▸ **DOCUMENT SECTION**

-- Begin --

# Isle Of Man - Easter 2010



## jimmyd0g (Oct 22, 2009)

We are looking to go to the Isle of Man this Easter. As it will be our first overseas trip in the van (anybody who thinks the IOM is not overseas should try driving all the way there without getting wet ) we want a site with plenty of facilities for the van. It also needs to be dog friendly. Any suggestions, please, as to a suitable site that will be open as early as the last week of March?


----------



## dodger148 (May 9, 2005)

Remember that from April you will need Travel Insurance due to our govt stopping the health agreement and as the IOM are not in the EU the EHI cards are no good


----------



## jimmyd0g (Oct 22, 2009)

dodger148 said:


> Remember that from April you will need Travel Insurance due to our govt stopping the health agreement and as the IOM are not in the EU the EHI cards are no good


This is what I love about this forum. The point that you made would never even have entered my head. Thanks for the advice. It's appreciated.


----------



## thieawin (Jun 7, 2006)

The point is not however quite true

The UK has cancelled the reciprocal agreement which covered everything as though you were at home, no we are not in the EU, but our health service will provide emergency care, but not follow up, as will yours to us, which is EHIC equivalent in effect

But better take health and travel e insurance, air ambulance in emergency is not cheap

Best site probably Peel, but Grandstand site Douglas may be open. I will post a link

There are lots of places for wild camping and I can do an itinerary for you if needs be. I am sure there will be an IOM motor caravan club meet whilst you are here, why not enquire

Finally it will be the Manx Amateur Drama Federation festival of plays at the Gaiety Theater which is the best preserved of all Matchams theatres in the british isales

http://www.gov.im/tourism/travel/accommodation/results.aspx?type=19&frommenu=true


----------



## jimmyd0g (Oct 22, 2009)

thieawin, I've just had a look at what seems to be the Peel site you've mentioned &, unless I'm looking at the wrong site, it seems the place may not be open until mid-April. Our ferry crossing is on the 29th March. Is the info I've been reading incorrect or are you referring to a different site in the Peel area?


----------



## pneumatician (May 1, 2005)

*TT*

Cancel and go the first week in June absoluteley fantastic its TT week :wink: But you will probably have ajob getting a boat or pitch.

Steve


----------



## Bill_Posters (May 28, 2007)

Cronk Dhoo Campsite

They are open from 1st March.

thieawin knows what he is talking about


----------



## thieawin (Jun 7, 2006)

Peel Municipal campsite does not open until 01 April, sorry

Next best bet is Glen Wyllin 3 miles north abnd close to the Mitre pub

Ring the Kirk Micheal Commissionmers, ie local authority in UK parlance, tomorrow. re dates

Glendhoo is on a hill and not reccomended to motorhomers


----------

-- End --

▸ **GIVEN PROBLEM 1**
In the forum thread about an Easter 2010 trip to the Isle of Man, on what date is jimmyd0g's ferry crossing?
▸ **GIVEN PROBLEM 2**
Return the passage of the forum thread word for word, beginning at the words "Cancel and go" and stopping after the words "(May 28, 2007)".
Use only the forum thread to do this.

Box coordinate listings
-- Begin --

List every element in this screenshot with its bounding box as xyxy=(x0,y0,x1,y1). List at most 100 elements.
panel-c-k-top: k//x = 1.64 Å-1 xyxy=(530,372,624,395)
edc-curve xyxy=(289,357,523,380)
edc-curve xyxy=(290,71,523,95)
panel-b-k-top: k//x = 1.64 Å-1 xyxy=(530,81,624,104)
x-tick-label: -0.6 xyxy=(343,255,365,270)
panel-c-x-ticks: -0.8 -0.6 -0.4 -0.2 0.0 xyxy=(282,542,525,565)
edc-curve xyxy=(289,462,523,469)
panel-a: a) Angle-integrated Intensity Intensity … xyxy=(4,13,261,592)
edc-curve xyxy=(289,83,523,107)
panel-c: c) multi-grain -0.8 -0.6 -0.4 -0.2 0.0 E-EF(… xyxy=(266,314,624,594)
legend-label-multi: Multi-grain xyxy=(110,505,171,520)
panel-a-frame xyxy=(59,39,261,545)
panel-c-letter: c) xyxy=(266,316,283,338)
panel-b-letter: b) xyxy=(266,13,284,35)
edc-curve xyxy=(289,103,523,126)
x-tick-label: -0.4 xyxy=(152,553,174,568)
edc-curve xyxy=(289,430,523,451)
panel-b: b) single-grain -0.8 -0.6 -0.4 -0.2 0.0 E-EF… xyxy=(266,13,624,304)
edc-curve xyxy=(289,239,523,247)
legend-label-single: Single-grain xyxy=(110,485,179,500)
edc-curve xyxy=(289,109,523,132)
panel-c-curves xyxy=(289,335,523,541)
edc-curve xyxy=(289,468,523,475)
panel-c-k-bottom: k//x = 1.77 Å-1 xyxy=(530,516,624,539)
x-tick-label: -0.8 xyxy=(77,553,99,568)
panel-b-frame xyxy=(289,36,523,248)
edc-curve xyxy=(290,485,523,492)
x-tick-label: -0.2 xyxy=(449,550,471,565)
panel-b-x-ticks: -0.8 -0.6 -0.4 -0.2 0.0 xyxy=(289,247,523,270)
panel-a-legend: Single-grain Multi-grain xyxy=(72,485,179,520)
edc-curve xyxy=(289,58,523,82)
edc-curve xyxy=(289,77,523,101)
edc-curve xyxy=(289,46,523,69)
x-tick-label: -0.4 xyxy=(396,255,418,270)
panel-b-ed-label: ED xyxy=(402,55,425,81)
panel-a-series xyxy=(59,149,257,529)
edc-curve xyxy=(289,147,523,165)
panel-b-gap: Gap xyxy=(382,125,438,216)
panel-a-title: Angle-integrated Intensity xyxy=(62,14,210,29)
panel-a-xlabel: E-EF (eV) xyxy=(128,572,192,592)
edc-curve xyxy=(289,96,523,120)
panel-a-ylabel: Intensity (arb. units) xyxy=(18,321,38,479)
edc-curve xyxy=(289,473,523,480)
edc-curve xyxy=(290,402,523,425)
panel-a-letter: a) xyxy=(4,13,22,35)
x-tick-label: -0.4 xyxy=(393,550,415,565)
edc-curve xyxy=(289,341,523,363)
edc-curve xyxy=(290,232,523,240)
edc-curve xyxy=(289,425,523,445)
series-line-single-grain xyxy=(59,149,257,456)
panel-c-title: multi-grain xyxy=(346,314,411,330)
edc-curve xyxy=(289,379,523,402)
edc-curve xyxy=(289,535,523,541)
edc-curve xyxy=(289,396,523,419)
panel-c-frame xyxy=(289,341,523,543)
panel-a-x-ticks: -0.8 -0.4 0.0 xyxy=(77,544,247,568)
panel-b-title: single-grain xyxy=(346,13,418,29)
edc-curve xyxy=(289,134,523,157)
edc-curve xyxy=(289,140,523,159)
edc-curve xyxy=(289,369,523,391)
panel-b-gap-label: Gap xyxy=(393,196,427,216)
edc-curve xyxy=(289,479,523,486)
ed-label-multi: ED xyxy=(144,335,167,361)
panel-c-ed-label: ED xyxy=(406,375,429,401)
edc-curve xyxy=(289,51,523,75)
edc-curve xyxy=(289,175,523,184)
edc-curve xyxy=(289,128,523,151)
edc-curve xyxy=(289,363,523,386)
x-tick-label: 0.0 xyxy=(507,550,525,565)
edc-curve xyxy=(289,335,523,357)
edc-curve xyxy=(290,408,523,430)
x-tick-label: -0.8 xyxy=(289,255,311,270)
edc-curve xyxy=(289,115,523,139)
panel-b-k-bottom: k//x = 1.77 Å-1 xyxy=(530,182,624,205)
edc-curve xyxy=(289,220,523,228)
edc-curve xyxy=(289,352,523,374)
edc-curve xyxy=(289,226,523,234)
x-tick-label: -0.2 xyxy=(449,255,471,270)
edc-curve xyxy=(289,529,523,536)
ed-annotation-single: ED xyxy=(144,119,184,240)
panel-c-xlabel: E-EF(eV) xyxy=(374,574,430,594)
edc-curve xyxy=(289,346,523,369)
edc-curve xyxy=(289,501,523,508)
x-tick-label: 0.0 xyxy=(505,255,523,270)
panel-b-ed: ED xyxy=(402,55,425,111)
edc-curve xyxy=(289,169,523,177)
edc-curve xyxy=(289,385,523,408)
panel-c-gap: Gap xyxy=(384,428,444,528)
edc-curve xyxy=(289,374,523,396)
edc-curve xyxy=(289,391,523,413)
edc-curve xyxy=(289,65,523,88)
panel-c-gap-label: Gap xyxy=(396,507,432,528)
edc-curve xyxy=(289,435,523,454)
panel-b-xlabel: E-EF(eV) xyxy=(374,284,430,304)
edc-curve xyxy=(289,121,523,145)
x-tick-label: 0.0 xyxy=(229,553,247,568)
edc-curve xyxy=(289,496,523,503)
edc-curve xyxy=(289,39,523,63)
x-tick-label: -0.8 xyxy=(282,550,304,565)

-- End --

▸ **RIGHT ANSWER 1**
The ferry crossing is on the 29th March.

▸ **RIGHT ANSWER 2**
Cancel and go the first week in June absoluteley fantastic its TT week :wink: But you will probably have ajob getting a boat or pitch.

Steve


----------



## Bill_Posters (May 28, 2007)